Posted by Matt Birchler
— 2 min read

Moxie Marlinspike has written my new favorite piece about the modern crypto bubble. Read the whole thing, but a few choice quotes for me were:

It reuses the same connections, TLS session tickets, etc for all the accounts in your wallet, so if you’re managing multiple accounts in your wallet to maintain some identity separation, these companies know they’re linked.

Companies who make wallet apps have easy access to linking your "main" wallets with your "alt" wallets. Bye, bye privacy. Well, unless you trust the wallet-maker, but this is all supposed to be trust-free, right?

Then, on web3's instant move towards centralization:

Given the history of why web1 became web2, what seems strange to me about web3 is that technologies like ethereum have been built with many of the same implicit trappings as web1. To make these technologies usable, the space is consolidating around… platforms. Again. People who will run servers for you, and iterate on the new functionality that emerges. Infura, OpenSea, Coinbase, Etherscan.

A good example of this? The NFT he created and posted on OpenSea was removed by OpenSea (something, something, can't get cancelled in web3…) and he then became unable to access his own NFT in his wallet.

All this means that if your NFT is removed from OpenSea, it also disappears from your wallet. It doesn’t functionally matter that my NFT is indelibly on the blockchain somewhere, because the wallet (and increasingly everything else in the ecosystem) is just using the OpenSea API to display NFTs, which began returning 304 No Content for the query of NFTs owned by my address!

So yeah, he lost access to something he "owned" because the platform holder took it down.
______________________________
[Required work]
A. Answer each question from the post about Moxie Marlinspike's web3 piece.
(i) What does the wallet reuse for all the accounts in it?
(ii) Which four platforms does the quoted passage on centralization name?
(iii) Which platform removed the NFT that Marlinspike created?
B. Translate this sentence from the post about Moxie Marlinspike's web3 piece into Spanish: "To make these technologies usable, the space is consolidating around… platforms."
C. Continue the post about Moxie Marlinspike's web3 piece from its final sentence, in the same voice.
______________________________
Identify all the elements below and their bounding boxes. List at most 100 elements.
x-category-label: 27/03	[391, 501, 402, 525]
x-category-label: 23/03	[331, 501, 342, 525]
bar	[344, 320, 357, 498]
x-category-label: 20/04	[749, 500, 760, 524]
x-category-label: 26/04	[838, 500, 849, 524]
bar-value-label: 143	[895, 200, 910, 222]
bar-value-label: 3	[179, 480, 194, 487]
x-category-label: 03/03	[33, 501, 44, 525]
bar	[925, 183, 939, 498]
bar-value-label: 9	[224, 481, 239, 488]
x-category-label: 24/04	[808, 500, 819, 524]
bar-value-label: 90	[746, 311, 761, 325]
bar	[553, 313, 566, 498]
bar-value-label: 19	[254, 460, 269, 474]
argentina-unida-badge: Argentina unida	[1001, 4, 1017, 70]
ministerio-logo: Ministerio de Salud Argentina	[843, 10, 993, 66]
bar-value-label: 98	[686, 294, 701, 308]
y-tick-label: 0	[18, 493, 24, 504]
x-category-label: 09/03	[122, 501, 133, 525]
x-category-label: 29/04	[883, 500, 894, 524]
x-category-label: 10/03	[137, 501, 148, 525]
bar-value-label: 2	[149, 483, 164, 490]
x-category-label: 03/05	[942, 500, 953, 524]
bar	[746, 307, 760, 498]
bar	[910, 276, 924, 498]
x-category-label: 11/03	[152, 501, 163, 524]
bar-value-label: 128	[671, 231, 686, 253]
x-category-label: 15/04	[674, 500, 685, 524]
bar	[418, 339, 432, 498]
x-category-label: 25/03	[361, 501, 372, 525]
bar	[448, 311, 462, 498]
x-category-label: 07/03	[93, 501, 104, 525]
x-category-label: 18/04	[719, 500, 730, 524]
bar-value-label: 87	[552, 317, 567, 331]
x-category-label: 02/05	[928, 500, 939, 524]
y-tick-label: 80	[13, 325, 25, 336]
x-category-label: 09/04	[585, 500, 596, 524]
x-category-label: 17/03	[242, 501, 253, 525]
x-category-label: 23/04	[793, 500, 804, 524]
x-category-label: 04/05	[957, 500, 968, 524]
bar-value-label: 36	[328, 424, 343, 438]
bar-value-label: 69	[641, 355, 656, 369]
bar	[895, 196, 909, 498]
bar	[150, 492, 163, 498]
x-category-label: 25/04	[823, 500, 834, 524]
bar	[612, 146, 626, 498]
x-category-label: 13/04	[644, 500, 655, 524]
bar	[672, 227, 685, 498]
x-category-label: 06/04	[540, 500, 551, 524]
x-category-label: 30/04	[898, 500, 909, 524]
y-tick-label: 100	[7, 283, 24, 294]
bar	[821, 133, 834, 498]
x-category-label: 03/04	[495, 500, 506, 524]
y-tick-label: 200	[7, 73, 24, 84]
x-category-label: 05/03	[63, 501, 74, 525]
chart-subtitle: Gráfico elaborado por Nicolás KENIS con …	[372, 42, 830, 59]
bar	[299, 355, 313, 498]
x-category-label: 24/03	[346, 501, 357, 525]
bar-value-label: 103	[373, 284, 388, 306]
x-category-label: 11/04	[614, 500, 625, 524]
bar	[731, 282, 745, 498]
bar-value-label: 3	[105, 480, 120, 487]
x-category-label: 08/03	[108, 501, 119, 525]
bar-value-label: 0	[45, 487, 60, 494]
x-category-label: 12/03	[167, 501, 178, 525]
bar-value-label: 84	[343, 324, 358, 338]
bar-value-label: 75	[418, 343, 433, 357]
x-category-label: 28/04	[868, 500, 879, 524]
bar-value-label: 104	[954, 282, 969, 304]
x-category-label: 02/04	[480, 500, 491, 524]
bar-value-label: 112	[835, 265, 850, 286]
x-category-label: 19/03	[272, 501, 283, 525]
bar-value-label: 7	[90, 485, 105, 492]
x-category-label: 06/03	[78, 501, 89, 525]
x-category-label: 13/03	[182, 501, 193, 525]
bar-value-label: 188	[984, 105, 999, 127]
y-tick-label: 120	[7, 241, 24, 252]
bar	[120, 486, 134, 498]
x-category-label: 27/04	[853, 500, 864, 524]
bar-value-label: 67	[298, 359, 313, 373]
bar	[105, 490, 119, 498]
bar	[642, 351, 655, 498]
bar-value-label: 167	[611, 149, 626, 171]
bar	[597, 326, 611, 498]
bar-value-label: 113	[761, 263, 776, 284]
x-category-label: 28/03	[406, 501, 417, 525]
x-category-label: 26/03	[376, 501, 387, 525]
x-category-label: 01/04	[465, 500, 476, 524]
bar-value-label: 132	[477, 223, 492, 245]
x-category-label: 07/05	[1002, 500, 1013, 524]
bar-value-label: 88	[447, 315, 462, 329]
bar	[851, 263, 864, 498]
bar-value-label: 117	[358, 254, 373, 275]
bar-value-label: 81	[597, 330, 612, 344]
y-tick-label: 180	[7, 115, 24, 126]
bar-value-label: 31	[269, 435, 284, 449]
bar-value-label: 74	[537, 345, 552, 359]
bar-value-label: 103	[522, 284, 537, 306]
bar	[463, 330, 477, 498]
______________________________
[Answers in order]
A.
(i) The same connections, TLS session tickets, etc.
(ii) Infura, OpenSea, Coinbase and Etherscan.
(iii) OpenSea.

B. Para hacer que estas tecnologías sean utilizables, el sector se está consolidando en torno a… plataformas.

C.
I have only dipped my toe in the waters of web3. Looking at it through the lens of these small projects, though, I can easily see why so many people find the web3 ecosystem so neat. I don’t think it’s on a trajectory to deliver us from centralized platforms, I don’t think it will fundamentally change our relationship to technology, and I think the privacy story is already below par for the internet (which is a pretty low bar!), but I also understand why nerds like me are excited to build for it.

I tend to agree with this take. When I look at what's going on today with crypto and I compare it to my history of seeing new tech come and go, I keep being reminded of bittorrent. In the mid-2000s bittorrent was expanding into tons of spaces and many suggested that everything from websites to chat apps to basically anything making an internet connection would run over bittorrent. In time we saw that biottorrent did have a place, but it was far from everywhere. I think crypto does have a future, but I'm unconvinced it's going to do 1/10th of the things people seem to think it will today.